PROBLEM: Make an exact copy of all the entries, but do not reproduce the pictures.

GIVEN RECORDS:
»»

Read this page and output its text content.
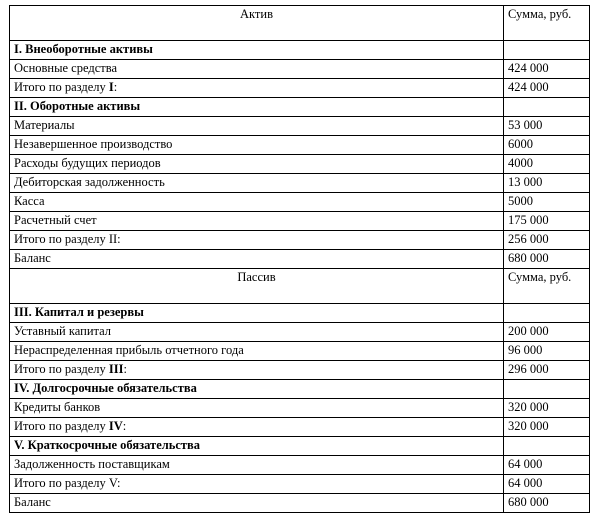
Актив	Сумма, руб.
I. Внеоборотные активы	
Основные средства	424 000
Итого по разделу I:	424 000
II. Оборотные активы	
Материалы	53 000
Незавершенное производство	6000
Расходы будущих периодов	4000
Дебиторская задолженность	13 000
Касса	5000
Расчетный счет	175 000
Итого по разделу II:	256 000
Баланс	680 000
Пассив	Сумма, руб.
III. Капитал и резервы	
Уставный капитал	200 000
Нераспределенная прибыль отчетного года	96 000
Итого по разделу III:	296 000
IV. Долгосрочные обязательства	
Кредиты банков	320 000
Итого по разделу IV:	320 000
V. Краткосрочные обязательства	
Задолженность поставщикам	64 000
Итого по разделу V:	64 000
Баланс	680 000
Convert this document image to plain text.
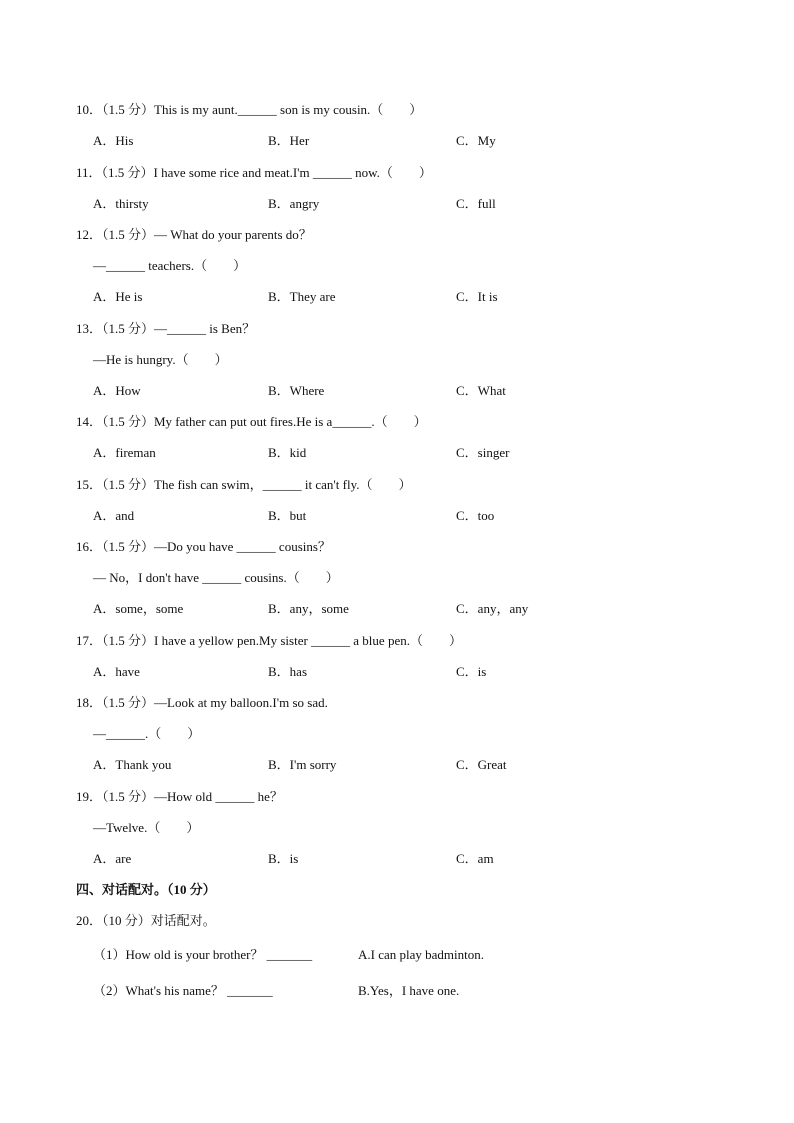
10．（1.5 分）This is my aunt.______ son is my cousin.（　　）
A．His	B．Her	C．My
11．（1.5 分）I have some rice and meat.I'm ______ now.（　　）
A．thirsty	B．angry	C．full
12．（1.5 分）— What do your parents do？
—______ teachers.（　　）
A．He is	B．They are	C．It is
13．（1.5 分）—______ is Ben？
—He is hungry.（　　）
A．How	B．Where	C．What
14．（1.5 分）My father can put out fires.He is a______.（　　）
A．fireman	B．kid	C．singer
15．（1.5 分）The fish can swim，______ it can't fly.（　　）
A．and	B．but	C．too
16．（1.5 分）—Do you have ______ cousins？
— No，I don't have ______ cousins.（　　）
A．some，some	B．any，some	C．any，any
17．（1.5 分）I have a yellow pen.My sister ______ a blue pen.（　　）
A．have	B．has	C．is
18．（1.5 分）—Look at my balloon.I'm so sad.
—______.（　　）
A．Thank you	B．I'm sorry	C．Great
19．（1.5 分）—How old ______ he？
—Twelve.（　　）
A．are	B．is	C．am
四、对话配对。（10 分）
20．（10 分）对话配对。
（1）How old is your brother？ _______	A.I can play badminton.
（2）What's his name？ _______	B.Yes，I have one.
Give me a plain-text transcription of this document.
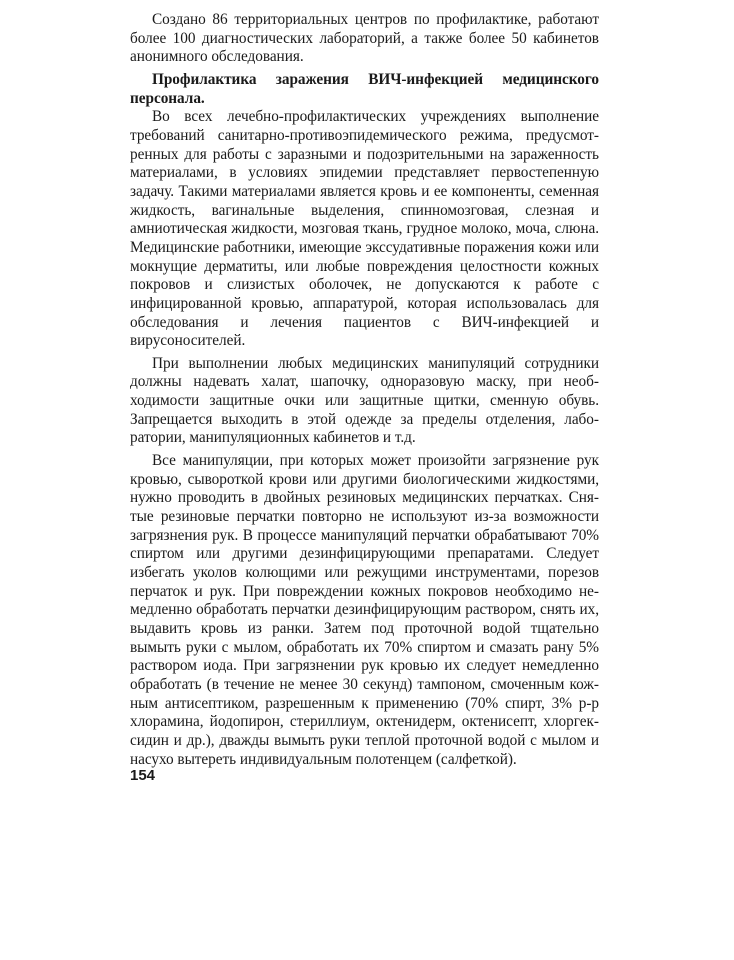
Создано 86 территориальных центров по профилактике, работают более 100 диагностических лабораторий, а также более 50 кабинетов анонимного обследования.

Профилактика заражения ВИЧ-инфекцией медицинского персонала.

Во всех лечебно-профилактических учреждениях выполнение требований санитарно-противоэпидемического режима, предусмотренных для работы с заразными и подозрительными на зараженность материалами, в условиях эпидемии представляет первостепенную задачу. Такими материалами является кровь и ее компоненты, семенная жидкость, вагинальные выделения, спинномозговая, слезная и амниотическая жидкости, мозговая ткань, грудное молоко, моча, слюна. Медицинские работники, имеющие экссудативные поражения кожи или мокнущие дерматиты, или любые повреждения целостности кожных покровов и слизистых оболочек, не допускаются к работе с инфицированной кровью, аппаратурой, которая использовалась для обследования и лечения пациентов с ВИЧ-инфекцией и вирусоносителей.

При выполнении любых медицинских манипуляций сотрудники должны надевать халат, шапочку, одноразовую маску, при необходимости защитные очки или защитные щитки, сменную обувь. Запрещается выходить в этой одежде за пределы отделения, лаборатории, манипуляционных кабинетов и т.д.

Все манипуляции, при которых может произойти загрязнение рук кровью, сывороткой крови или другими биологическими жидкостями, нужно проводить в двойных резиновых медицинских перчатках. Снятые резиновые перчатки повторно не используют из-за возможности загрязнения рук. В процессе манипуляций перчатки обрабатывают 70% спиртом или другими дезинфицирующими препаратами. Следует избегать уколов колющими или режущими инструментами, порезов перчаток и рук. При повреждении кожных покровов необходимо немедленно обработать перчатки дезинфицирующим раствором, снять их, выдавить кровь из ранки. Затем под проточной водой тщательно вымыть руки с мылом, обработать их 70% спиртом и смазать рану 5% раствором иода. При загрязнении рук кровью их следует немедленно обработать (в течение не менее 30 секунд) тампоном, смоченным кожным антисептиком, разрешенным к применению (70% спирт, 3% р-р хлорамина, йодопирон, стериллиум, октенидерм, октенисепт, хлоргексидин и др.), дважды вымыть руки теплой проточной водой с мылом и насухо вытереть индивидуальным полотенцем (салфеткой).

154
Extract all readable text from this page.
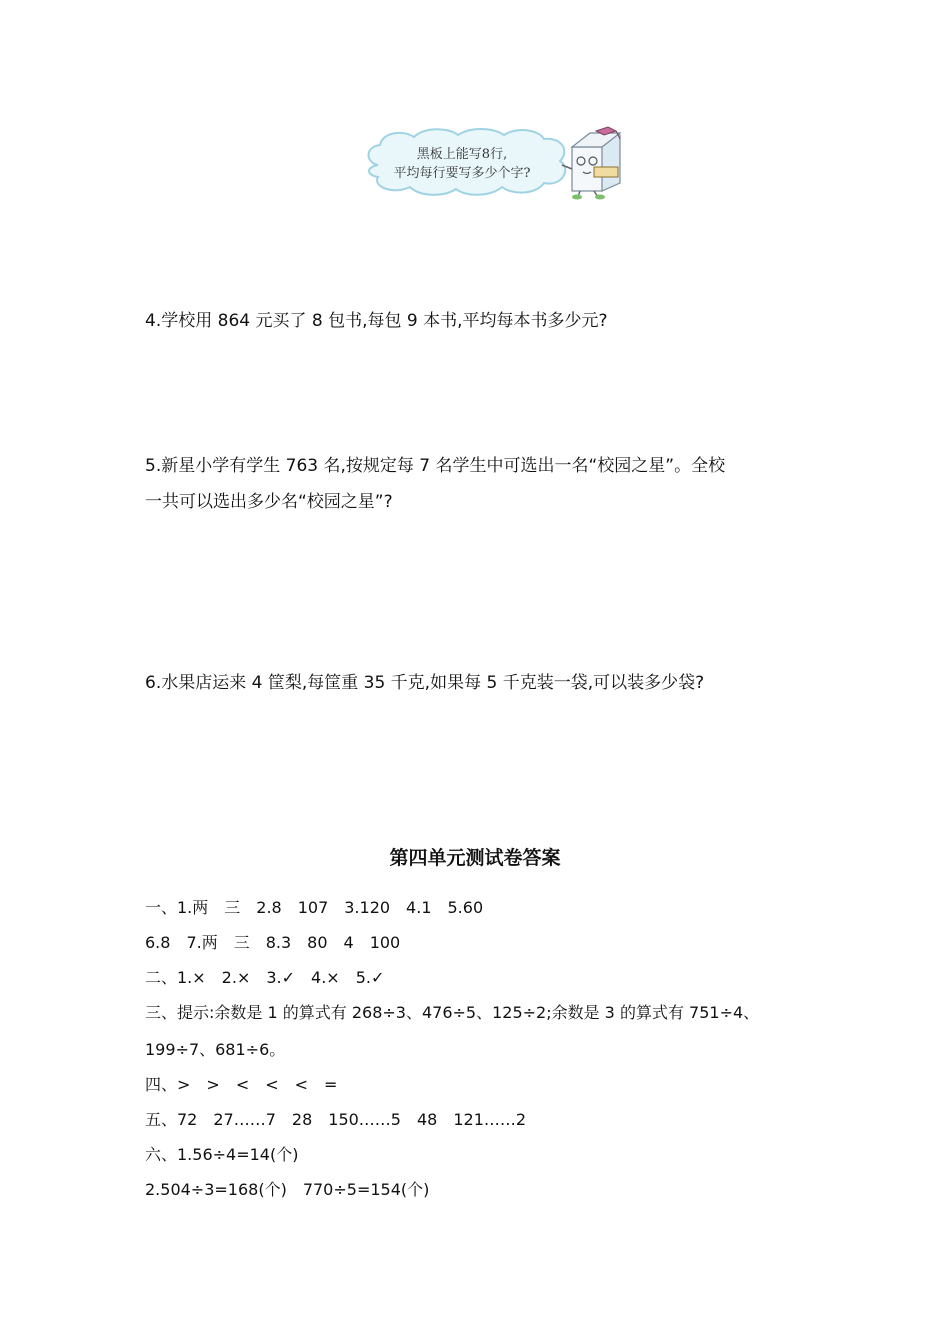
黑板上能写8行,
平均每行要写多少个字?
4.学校用 864 元买了 8 包书,每包 9 本书,平均每本书多少元?
5.新星小学有学生 763 名,按规定每 7 名学生中可选出一名“校园之星”。全校
一共可以选出多少名“校园之星”?
6.水果店运来 4 筐梨,每筐重 35 千克,如果每 5 千克装一袋,可以装多少袋?
第四单元测试卷答案
一、1.两　三　2.8　107　3.120　4.1　5.60
6.8　7.两　三　8.3　80　4　100
二、1.×　2.×　3.✓　4.×　5.✓
三、提示:余数是 1 的算式有 268÷3、476÷5、125÷2;余数是 3 的算式有 751÷4、
199÷7、681÷6。
四、>　>　<　<　<　=
五、72　27……7　28　150……5　48　121……2
六、1.56÷4=14(个)
2.504÷3=168(个)　770÷5=154(个)
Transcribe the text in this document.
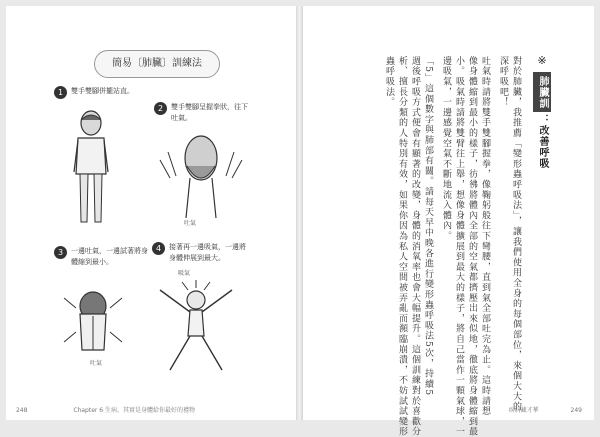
簡易〔肺臟〕訓練法
1	雙手雙腳併攏站直。
2	雙手雙腳呈握拳狀，往下吐氣。
吐氣
3	一邊吐氣，一邊試著將身體縮到最小。
吐氣
4	接著再一邊吸氣，一邊將身體伸展到最大。
吸氣
248	Chapter 6 生病、其實是身體給你最好的禮物
※
肺臟訓練
：改善呼吸
對於肺臟，我推薦「變形蟲呼吸法」，讓我們使用全身的每個部位，來個大大的
深呼吸吧！
吐氣時請將雙手雙腳握拳，像鞠躬般往下彎腰，直到氣全部吐完為止。這時請想
像身體縮到最小的樣子，彷彿將體內全部的空氣都擠壓出來似地，徹底將身體縮到最
小。吸氣時請將雙臂往上舉，想像身體擴展到最大的樣子，將自己當作一顆氣球，一
邊吸氣，一邊感覺空氣不斷地流入體內。
「5」這個數字與肺部有關。請每天早中晚各進行變形蟲呼吸法5次，持續5
週後呼吸方式便會有顯著的改變，身體的消氧率也會大幅提升。這個訓練對於喜歡分
析、擅長分類的人特別有效，如果你因為私人空間被弄亂而瀕臨崩潰，不妨試試變形
蟲呼吸法。
疾病藏才華	249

««

TASK OUTPUT:
Read this page and output its text content.
Актив	Сумма, руб.
I. Внеоборотные активы	
Основные средства	424 000
Итого по разделу I:	424 000
II. Оборотные активы	
Материалы	53 000
Незавершенное производство	6000
Расходы будущих периодов	4000
Дебиторская задолженность	13 000
Касса	5000
Расчетный счет	175 000
Итого по разделу II:	256 000
Баланс	680 000
Пассив	Сумма, руб.
III. Капитал и резервы	
Уставный капитал	200 000
Нераспределенная прибыль отчетного года	96 000
Итого по разделу III:	296 000
IV. Долгосрочные обязательства	
Кредиты банков	320 000
Итого по разделу IV:	320 000
V. Краткосрочные обязательства	
Задолженность поставщикам	64 000
Итого по разделу V:	64 000
Баланс	680 000
Convert this document image to plain text.
10．（1.5 分）This is my aunt.______ son is my cousin.（　　）
A．His	B．Her	C．My
11．（1.5 分）I have some rice and meat.I'm ______ now.（　　）
A．thirsty	B．angry	C．full
12．（1.5 分）— What do your parents do？
—______ teachers.（　　）
A．He is	B．They are	C．It is
13．（1.5 分）—______ is Ben？
—He is hungry.（　　）
A．How	B．Where	C．What
14．（1.5 分）My father can put out fires.He is a______.（　　）
A．fireman	B．kid	C．singer
15．（1.5 分）The fish can swim，______ it can't fly.（　　）
A．and	B．but	C．too
16．（1.5 分）—Do you have ______ cousins？
— No，I don't have ______ cousins.（　　）
A．some，some	B．any，some	C．any，any
17．（1.5 分）I have a yellow pen.My sister ______ a blue pen.（　　）
A．have	B．has	C．is
18．（1.5 分）—Look at my balloon.I'm so sad.
—______.（　　）
A．Thank you	B．I'm sorry	C．Great
19．（1.5 分）—How old ______ he？
—Twelve.（　　）
A．are	B．is	C．am
四、对话配对。（10 分）
20．（10 分）对话配对。
（1）How old is your brother？ _______	A.I can play badminton.
（2）What's his name？ _______	B.Yes，I have one.
Give me a plain-text transcription of this document.
Создано 86 территориальных центров по профилактике, работают более 100 диагностических лабораторий, а также более 50 кабинетов анонимного обследования.

Профилактика заражения ВИЧ-инфекцией медицинского персонала.

Во всех лечебно-профилактических учреждениях выполнение требований санитарно-противоэпидемического режима, предусмотренных для работы с заразными и подозрительными на зараженность материалами, в условиях эпидемии представляет первостепенную задачу. Такими материалами является кровь и ее компоненты, семенная жидкость, вагинальные выделения, спинномозговая, слезная и амниотическая жидкости, мозговая ткань, грудное молоко, моча, слюна. Медицинские работники, имеющие экссудативные поражения кожи или мокнущие дерматиты, или любые повреждения целостности кожных покровов и слизистых оболочек, не допускаются к работе с инфицированной кровью, аппаратурой, которая использовалась для обследования и лечения пациентов с ВИЧ-инфекцией и вирусоносителей.

При выполнении любых медицинских манипуляций сотрудники должны надевать халат, шапочку, одноразовую маску, при необходимости защитные очки или защитные щитки, сменную обувь. Запрещается выходить в этой одежде за пределы отделения, лаборатории, манипуляционных кабинетов и т.д.

Все манипуляции, при которых может произойти загрязнение рук кровью, сывороткой крови или другими биологическими жидкостями, нужно проводить в двойных резиновых медицинских перчатках. Снятые резиновые перчатки повторно не используют из-за возможности загрязнения рук. В процессе манипуляций перчатки обрабатывают 70% спиртом или другими дезинфицирующими препаратами. Следует избегать уколов колющими или режущими инструментами, порезов перчаток и рук. При повреждении кожных покровов необходимо немедленно обработать перчатки дезинфицирующим раствором, снять их, выдавить кровь из ранки. Затем под проточной водой тщательно вымыть руки с мылом, обработать их 70% спиртом и смазать рану 5% раствором иода. При загрязнении рук кровью их следует немедленно обработать (в течение не менее 30 секунд) тампоном, смоченным кожным антисептиком, разрешенным к применению (70% спирт, 3% р-р хлорамина, йодопирон, стериллиум, октенидерм, октенисепт, хлоргексидин и др.), дважды вымыть руки теплой проточной водой с мылом и насухо вытереть индивидуальным полотенцем (салфеткой).

154
Extract all readable text from this page.
黑板上能写8行,
平均每行要写多少个字?
4.学校用 864 元买了 8 包书,每包 9 本书,平均每本书多少元?
5.新星小学有学生 763 名,按规定每 7 名学生中可选出一名“校园之星”。全校
一共可以选出多少名“校园之星”?
6.水果店运来 4 筐梨,每筐重 35 千克,如果每 5 千克装一袋,可以装多少袋?
第四单元测试卷答案
一、1.两　三　2.8　107　3.120　4.1　5.60
6.8　7.两　三　8.3　80　4　100
二、1.×　2.×　3.✓　4.×　5.✓
三、提示:余数是 1 的算式有 268÷3、476÷5、125÷2;余数是 3 的算式有 751÷4、
199÷7、681÷6。
四、>　>　<　<　<　=
五、72　27……7　28　150……5　48　121……2
六、1.56÷4=14(个)
2.504÷3=168(个)　770÷5=154(个)
Transcribe the text in this document.
簡易〔肺臟〕訓練法
1	雙手雙腳併攏站直。
2	雙手雙腳呈握拳狀，往下吐氣。
吐氣
3	一邊吐氣，一邊試著將身體縮到最小。
吐氣
4	接著再一邊吸氣，一邊將身體伸展到最大。
吸氣
248	Chapter 6 生病、其實是身體給你最好的禮物
※
肺臟訓練
：改善呼吸
對於肺臟，我推薦「變形蟲呼吸法」，讓我們使用全身的每個部位，來個大大的
深呼吸吧！
吐氣時請將雙手雙腳握拳，像鞠躬般往下彎腰，直到氣全部吐完為止。這時請想
像身體縮到最小的樣子，彷彿將體內全部的空氣都擠壓出來似地，徹底將身體縮到最
小。吸氣時請將雙臂往上舉，想像身體擴展到最大的樣子，將自己當作一顆氣球，一
邊吸氣，一邊感覺空氣不斷地流入體內。
「5」這個數字與肺部有關。請每天早中晚各進行變形蟲呼吸法5次，持續5
週後呼吸方式便會有顯著的改變，身體的消氧率也會大幅提升。這個訓練對於喜歡分
析、擅長分類的人特別有效，如果你因為私人空間被弄亂而瀕臨崩潰，不妨試試變形
蟲呼吸法。
疾病藏才華	249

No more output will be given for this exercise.